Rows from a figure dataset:
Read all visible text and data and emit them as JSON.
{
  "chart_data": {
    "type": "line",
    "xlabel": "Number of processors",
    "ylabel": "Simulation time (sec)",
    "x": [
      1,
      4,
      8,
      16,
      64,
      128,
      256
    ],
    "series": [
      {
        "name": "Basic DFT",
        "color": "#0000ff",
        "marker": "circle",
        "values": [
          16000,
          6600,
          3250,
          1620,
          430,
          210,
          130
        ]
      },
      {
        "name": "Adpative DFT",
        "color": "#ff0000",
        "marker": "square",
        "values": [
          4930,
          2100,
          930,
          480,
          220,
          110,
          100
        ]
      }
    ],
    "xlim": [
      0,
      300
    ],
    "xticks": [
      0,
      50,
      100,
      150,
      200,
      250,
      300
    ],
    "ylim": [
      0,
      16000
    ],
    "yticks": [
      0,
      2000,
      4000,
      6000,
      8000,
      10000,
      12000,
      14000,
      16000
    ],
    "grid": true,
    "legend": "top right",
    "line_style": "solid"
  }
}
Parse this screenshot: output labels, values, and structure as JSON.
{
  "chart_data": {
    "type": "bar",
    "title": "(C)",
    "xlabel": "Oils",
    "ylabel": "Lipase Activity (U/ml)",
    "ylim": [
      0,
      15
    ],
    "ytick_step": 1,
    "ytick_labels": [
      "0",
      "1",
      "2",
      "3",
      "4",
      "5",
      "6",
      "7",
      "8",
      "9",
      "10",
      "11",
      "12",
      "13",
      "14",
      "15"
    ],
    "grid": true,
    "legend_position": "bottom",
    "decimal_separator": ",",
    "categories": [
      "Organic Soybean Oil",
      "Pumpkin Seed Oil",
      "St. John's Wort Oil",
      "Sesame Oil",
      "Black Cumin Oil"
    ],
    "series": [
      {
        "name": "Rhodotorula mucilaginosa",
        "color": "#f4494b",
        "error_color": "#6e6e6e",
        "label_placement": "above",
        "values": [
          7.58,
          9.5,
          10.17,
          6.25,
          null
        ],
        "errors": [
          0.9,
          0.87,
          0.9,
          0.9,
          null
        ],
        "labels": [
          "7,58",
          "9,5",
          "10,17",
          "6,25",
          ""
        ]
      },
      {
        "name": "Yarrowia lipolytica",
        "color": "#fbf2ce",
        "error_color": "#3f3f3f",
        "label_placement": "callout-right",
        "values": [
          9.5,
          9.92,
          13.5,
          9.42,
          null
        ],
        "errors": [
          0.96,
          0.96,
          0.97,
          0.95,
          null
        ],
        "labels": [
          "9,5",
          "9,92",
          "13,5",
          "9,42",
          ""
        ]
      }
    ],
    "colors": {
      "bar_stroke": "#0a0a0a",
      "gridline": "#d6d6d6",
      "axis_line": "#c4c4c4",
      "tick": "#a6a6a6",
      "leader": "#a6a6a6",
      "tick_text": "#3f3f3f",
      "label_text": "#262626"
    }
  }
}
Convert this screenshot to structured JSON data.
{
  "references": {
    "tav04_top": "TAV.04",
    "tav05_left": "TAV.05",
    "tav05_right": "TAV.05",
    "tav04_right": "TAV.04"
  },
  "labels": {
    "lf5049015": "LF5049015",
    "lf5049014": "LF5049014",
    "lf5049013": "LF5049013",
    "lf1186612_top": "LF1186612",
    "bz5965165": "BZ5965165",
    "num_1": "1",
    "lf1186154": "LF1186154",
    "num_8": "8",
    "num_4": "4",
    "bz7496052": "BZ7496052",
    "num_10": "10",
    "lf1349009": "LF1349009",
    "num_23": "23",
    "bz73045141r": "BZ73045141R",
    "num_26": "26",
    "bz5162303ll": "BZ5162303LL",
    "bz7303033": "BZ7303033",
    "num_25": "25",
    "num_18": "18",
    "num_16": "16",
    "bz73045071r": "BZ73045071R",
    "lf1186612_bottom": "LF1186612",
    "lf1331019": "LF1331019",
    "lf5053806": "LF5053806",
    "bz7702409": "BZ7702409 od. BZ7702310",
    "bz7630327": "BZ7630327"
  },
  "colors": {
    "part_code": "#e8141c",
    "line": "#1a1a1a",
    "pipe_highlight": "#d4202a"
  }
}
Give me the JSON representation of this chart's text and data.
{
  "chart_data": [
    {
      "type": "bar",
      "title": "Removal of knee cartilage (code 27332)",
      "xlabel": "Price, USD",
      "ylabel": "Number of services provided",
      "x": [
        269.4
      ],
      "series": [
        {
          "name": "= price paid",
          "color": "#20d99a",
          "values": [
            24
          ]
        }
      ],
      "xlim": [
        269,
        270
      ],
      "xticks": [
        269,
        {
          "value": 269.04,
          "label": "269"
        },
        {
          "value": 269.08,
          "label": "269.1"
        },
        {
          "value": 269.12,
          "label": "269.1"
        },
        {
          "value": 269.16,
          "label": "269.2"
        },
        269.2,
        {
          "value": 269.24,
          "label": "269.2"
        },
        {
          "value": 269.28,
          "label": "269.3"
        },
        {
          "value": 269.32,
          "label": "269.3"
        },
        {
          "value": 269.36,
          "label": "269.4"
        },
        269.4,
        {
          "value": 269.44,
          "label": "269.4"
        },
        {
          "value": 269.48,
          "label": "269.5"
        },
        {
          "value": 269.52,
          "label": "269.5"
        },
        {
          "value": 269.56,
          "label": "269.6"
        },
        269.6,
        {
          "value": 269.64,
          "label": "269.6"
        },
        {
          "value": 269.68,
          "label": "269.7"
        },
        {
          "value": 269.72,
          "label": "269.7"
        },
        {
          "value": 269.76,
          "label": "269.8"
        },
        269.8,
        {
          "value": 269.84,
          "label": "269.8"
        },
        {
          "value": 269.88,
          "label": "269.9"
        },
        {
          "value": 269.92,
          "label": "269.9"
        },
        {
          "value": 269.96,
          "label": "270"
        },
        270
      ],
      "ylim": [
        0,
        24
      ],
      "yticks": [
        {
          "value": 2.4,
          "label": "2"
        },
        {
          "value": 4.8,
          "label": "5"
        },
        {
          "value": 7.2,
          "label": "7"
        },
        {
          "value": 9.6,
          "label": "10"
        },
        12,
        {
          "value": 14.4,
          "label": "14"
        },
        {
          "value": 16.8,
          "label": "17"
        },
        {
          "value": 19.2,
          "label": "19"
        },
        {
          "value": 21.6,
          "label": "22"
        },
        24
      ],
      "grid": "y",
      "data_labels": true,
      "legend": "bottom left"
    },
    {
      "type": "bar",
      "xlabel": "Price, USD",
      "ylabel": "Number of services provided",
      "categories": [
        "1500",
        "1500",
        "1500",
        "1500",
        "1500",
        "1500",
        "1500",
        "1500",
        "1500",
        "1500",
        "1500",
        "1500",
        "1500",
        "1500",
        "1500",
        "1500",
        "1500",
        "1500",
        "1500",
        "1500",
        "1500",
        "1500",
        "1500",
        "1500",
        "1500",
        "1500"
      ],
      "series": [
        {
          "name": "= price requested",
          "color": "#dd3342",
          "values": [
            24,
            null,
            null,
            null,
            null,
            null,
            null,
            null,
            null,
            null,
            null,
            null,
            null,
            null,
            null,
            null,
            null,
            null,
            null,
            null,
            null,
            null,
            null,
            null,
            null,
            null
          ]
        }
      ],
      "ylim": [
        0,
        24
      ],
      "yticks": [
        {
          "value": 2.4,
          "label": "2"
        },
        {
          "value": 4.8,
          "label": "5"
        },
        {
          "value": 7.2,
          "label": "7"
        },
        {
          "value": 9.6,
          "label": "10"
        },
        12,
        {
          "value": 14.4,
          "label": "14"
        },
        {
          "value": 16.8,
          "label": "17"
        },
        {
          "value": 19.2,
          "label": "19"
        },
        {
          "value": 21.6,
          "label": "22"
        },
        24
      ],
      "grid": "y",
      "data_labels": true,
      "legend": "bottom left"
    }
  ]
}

## DIRECTION
Write out all the data again, exactly as it appears.

## FINISHED EXERCISE
Read all visible text and data and emit them as JSON.
{
  "chart_data": {
    "type": "line",
    "xlabel": "Number of processors",
    "ylabel": "Simulation time (sec)",
    "x": [
      1,
      4,
      8,
      16,
      64,
      128,
      256
    ],
    "series": [
      {
        "name": "Basic DFT",
        "color": "#0000ff",
        "marker": "circle",
        "values": [
          16000,
          6600,
          3250,
          1620,
          430,
          210,
          130
        ]
      },
      {
        "name": "Adpative DFT",
        "color": "#ff0000",
        "marker": "square",
        "values": [
          4930,
          2100,
          930,
          480,
          220,
          110,
          100
        ]
      }
    ],
    "xlim": [
      0,
      300
    ],
    "xticks": [
      0,
      50,
      100,
      150,
      200,
      250,
      300
    ],
    "ylim": [
      0,
      16000
    ],
    "yticks": [
      0,
      2000,
      4000,
      6000,
      8000,
      10000,
      12000,
      14000,
      16000
    ],
    "grid": true,
    "legend": "top right",
    "line_style": "solid"
  }
}
Parse this screenshot: output labels, values, and structure as JSON.
{
  "chart_data": {
    "type": "bar",
    "title": "(C)",
    "xlabel": "Oils",
    "ylabel": "Lipase Activity (U/ml)",
    "ylim": [
      0,
      15
    ],
    "ytick_step": 1,
    "ytick_labels": [
      "0",
      "1",
      "2",
      "3",
      "4",
      "5",
      "6",
      "7",
      "8",
      "9",
      "10",
      "11",
      "12",
      "13",
      "14",
      "15"
    ],
    "grid": true,
    "legend_position": "bottom",
    "decimal_separator": ",",
    "categories": [
      "Organic Soybean Oil",
      "Pumpkin Seed Oil",
      "St. John's Wort Oil",
      "Sesame Oil",
      "Black Cumin Oil"
    ],
    "series": [
      {
        "name": "Rhodotorula mucilaginosa",
        "color": "#f4494b",
        "error_color": "#6e6e6e",
        "label_placement": "above",
        "values": [
          7.58,
          9.5,
          10.17,
          6.25,
          null
        ],
        "errors": [
          0.9,
          0.87,
          0.9,
          0.9,
          null
        ],
        "labels": [
          "7,58",
          "9,5",
          "10,17",
          "6,25",
          ""
        ]
      },
      {
        "name": "Yarrowia lipolytica",
        "color": "#fbf2ce",
        "error_color": "#3f3f3f",
        "label_placement": "callout-right",
        "values": [
          9.5,
          9.92,
          13.5,
          9.42,
          null
        ],
        "errors": [
          0.96,
          0.96,
          0.97,
          0.95,
          null
        ],
        "labels": [
          "9,5",
          "9,92",
          "13,5",
          "9,42",
          ""
        ]
      }
    ],
    "colors": {
      "bar_stroke": "#0a0a0a",
      "gridline": "#d6d6d6",
      "axis_line": "#c4c4c4",
      "tick": "#a6a6a6",
      "leader": "#a6a6a6",
      "tick_text": "#3f3f3f",
      "label_text": "#262626"
    }
  }
}
Convert this screenshot to structured JSON data.
{
  "references": {
    "tav04_top": "TAV.04",
    "tav05_left": "TAV.05",
    "tav05_right": "TAV.05",
    "tav04_right": "TAV.04"
  },
  "labels": {
    "lf5049015": "LF5049015",
    "lf5049014": "LF5049014",
    "lf5049013": "LF5049013",
    "lf1186612_top": "LF1186612",
    "bz5965165": "BZ5965165",
    "num_1": "1",
    "lf1186154": "LF1186154",
    "num_8": "8",
    "num_4": "4",
    "bz7496052": "BZ7496052",
    "num_10": "10",
    "lf1349009": "LF1349009",
    "num_23": "23",
    "bz73045141r": "BZ73045141R",
    "num_26": "26",
    "bz5162303ll": "BZ5162303LL",
    "bz7303033": "BZ7303033",
    "num_25": "25",
    "num_18": "18",
    "num_16": "16",
    "bz73045071r": "BZ73045071R",
    "lf1186612_bottom": "LF1186612",
    "lf1331019": "LF1331019",
    "lf5053806": "LF5053806",
    "bz7702409": "BZ7702409 od. BZ7702310",
    "bz7630327": "BZ7630327"
  },
  "colors": {
    "part_code": "#e8141c",
    "line": "#1a1a1a",
    "pipe_highlight": "#d4202a"
  }
}
Give me the JSON representation of this chart's text and data.
{
  "chart_data": [
    {
      "type": "bar",
      "title": "Removal of knee cartilage (code 27332)",
      "xlabel": "Price, USD",
      "ylabel": "Number of services provided",
      "x": [
        269.4
      ],
      "series": [
        {
          "name": "= price paid",
          "color": "#20d99a",
          "values": [
            24
          ]
        }
      ],
      "xlim": [
        269,
        270
      ],
      "xticks": [
        269,
        {
          "value": 269.04,
          "label": "269"
        },
        {
          "value": 269.08,
          "label": "269.1"
        },
        {
          "value": 269.12,
          "label": "269.1"
        },
        {
          "value": 269.16,
          "label": "269.2"
        },
        269.2,
        {
          "value": 269.24,
          "label": "269.2"
        },
        {
          "value": 269.28,
          "label": "269.3"
        },
        {
          "value": 269.32,
          "label": "269.3"
        },
        {
          "value": 269.36,
          "label": "269.4"
        },
        269.4,
        {
          "value": 269.44,
          "label": "269.4"
        },
        {
          "value": 269.48,
          "label": "269.5"
        },
        {
          "value": 269.52,
          "label": "269.5"
        },
        {
          "value": 269.56,
          "label": "269.6"
        },
        269.6,
        {
          "value": 269.64,
          "label": "269.6"
        },
        {
          "value": 269.68,
          "label": "269.7"
        },
        {
          "value": 269.72,
          "label": "269.7"
        },
        {
          "value": 269.76,
          "label": "269.8"
        },
        269.8,
        {
          "value": 269.84,
          "label": "269.8"
        },
        {
          "value": 269.88,
          "label": "269.9"
        },
        {
          "value": 269.92,
          "label": "269.9"
        },
        {
          "value": 269.96,
          "label": "270"
        },
        270
      ],
      "ylim": [
        0,
        24
      ],
      "yticks": [
        {
          "value": 2.4,
          "label": "2"
        },
        {
          "value": 4.8,
          "label": "5"
        },
        {
          "value": 7.2,
          "label": "7"
        },
        {
          "value": 9.6,
          "label": "10"
        },
        12,
        {
          "value": 14.4,
          "label": "14"
        },
        {
          "value": 16.8,
          "label": "17"
        },
        {
          "value": 19.2,
          "label": "19"
        },
        {
          "value": 21.6,
          "label": "22"
        },
        24
      ],
      "grid": "y",
      "data_labels": true,
      "legend": "bottom left"
    },
    {
      "type": "bar",
      "xlabel": "Price, USD",
      "ylabel": "Number of services provided",
      "categories": [
        "1500",
        "1500",
        "1500",
        "1500",
        "1500",
        "1500",
        "1500",
        "1500",
        "1500",
        "1500",
        "1500",
        "1500",
        "1500",
        "1500",
        "1500",
        "1500",
        "1500",
        "1500",
        "1500",
        "1500",
        "1500",
        "1500",
        "1500",
        "1500",
        "1500",
        "1500"
      ],
      "series": [
        {
          "name": "= price requested",
          "color": "#dd3342",
          "values": [
            24,
            null,
            null,
            null,
            null,
            null,
            null,
            null,
            null,
            null,
            null,
            null,
            null,
            null,
            null,
            null,
            null,
            null,
            null,
            null,
            null,
            null,
            null,
            null,
            null,
            null
          ]
        }
      ],
      "ylim": [
        0,
        24
      ],
      "yticks": [
        {
          "value": 2.4,
          "label": "2"
        },
        {
          "value": 4.8,
          "label": "5"
        },
        {
          "value": 7.2,
          "label": "7"
        },
        {
          "value": 9.6,
          "label": "10"
        },
        12,
        {
          "value": 14.4,
          "label": "14"
        },
        {
          "value": 16.8,
          "label": "17"
        },
        {
          "value": 19.2,
          "label": "19"
        },
        {
          "value": 21.6,
          "label": "22"
        },
        24
      ],
      "grid": "y",
      "data_labels": true,
      "legend": "bottom left"
    }
  ]
}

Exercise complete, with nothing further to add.